(Source records)
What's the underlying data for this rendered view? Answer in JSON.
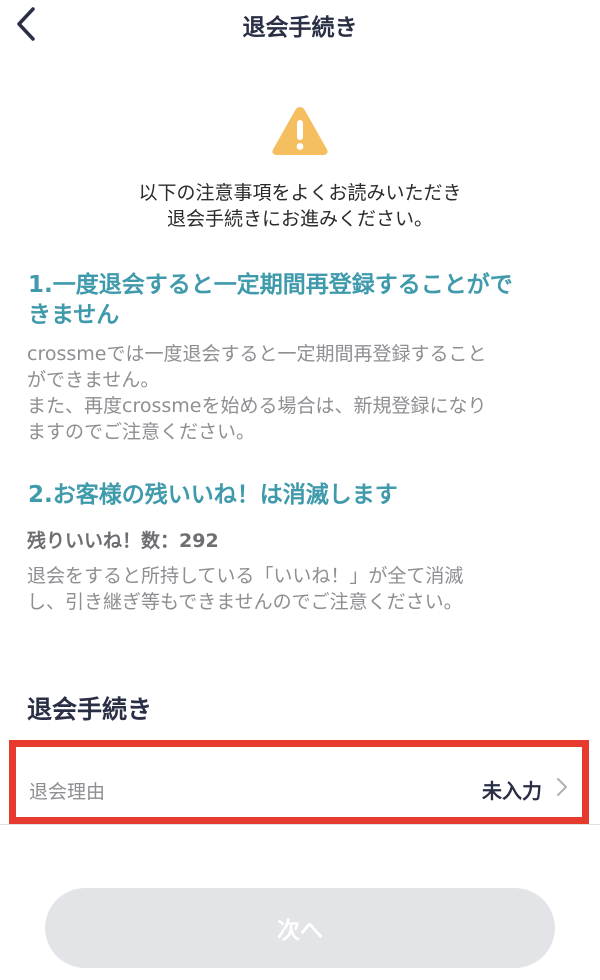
{
  "header": {
    "title": "退会手続き",
    "back_icon": "chevron-left-icon"
  },
  "warning": {
    "icon": "warning-triangle-icon",
    "color": "#f5bf5f",
    "intro_line1": "以下の注意事項をよくお読みいただき",
    "intro_line2": "退会手続きにお進みください。"
  },
  "notice1": {
    "heading_line1": "1.一度退会すると一定期間再登録することがで",
    "heading_line2": "きません",
    "body": "crossmeでは一度退会すると一定期間再登録すること\nができません。\nまた、再度crossmeを始める場合は、新規登録になり\nますのでご注意ください。"
  },
  "notice2": {
    "heading": "2.お客様の残いいね！は消滅します",
    "remaining_label": "残りいいね！数：292",
    "body": "退会をすると所持している「いいね！」が全て消滅\nし、引き継ぎ等もできませんのでご注意ください。"
  },
  "procedure": {
    "title": "退会手続き",
    "reason_label": "退会理由",
    "reason_value": "未入力"
  },
  "next_button": {
    "label": "次へ"
  },
  "colors": {
    "accent_teal": "#3f9aac",
    "highlight_red": "#e63a2e",
    "disabled_button": "#e3e4e8"
  }
}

# TASK TO CARRY OUT
Print out every entry above without changing a word, and leave out the pictures.

# TASK SOLUTION
What's the underlying data for this rendered view? Answer in JSON.
{
  "header": {
    "title": "退会手続き",
    "back_icon": "chevron-left-icon"
  },
  "warning": {
    "icon": "warning-triangle-icon",
    "color": "#f5bf5f",
    "intro_line1": "以下の注意事項をよくお読みいただき",
    "intro_line2": "退会手続きにお進みください。"
  },
  "notice1": {
    "heading_line1": "1.一度退会すると一定期間再登録することがで",
    "heading_line2": "きません",
    "body": "crossmeでは一度退会すると一定期間再登録すること\nができません。\nまた、再度crossmeを始める場合は、新規登録になり\nますのでご注意ください。"
  },
  "notice2": {
    "heading": "2.お客様の残いいね！は消滅します",
    "remaining_label": "残りいいね！数：292",
    "body": "退会をすると所持している「いいね！」が全て消滅\nし、引き継ぎ等もできませんのでご注意ください。"
  },
  "procedure": {
    "title": "退会手続き",
    "reason_label": "退会理由",
    "reason_value": "未入力"
  },
  "next_button": {
    "label": "次へ"
  },
  "colors": {
    "accent_teal": "#3f9aac",
    "highlight_red": "#e63a2e",
    "disabled_button": "#e3e4e8"
  }
}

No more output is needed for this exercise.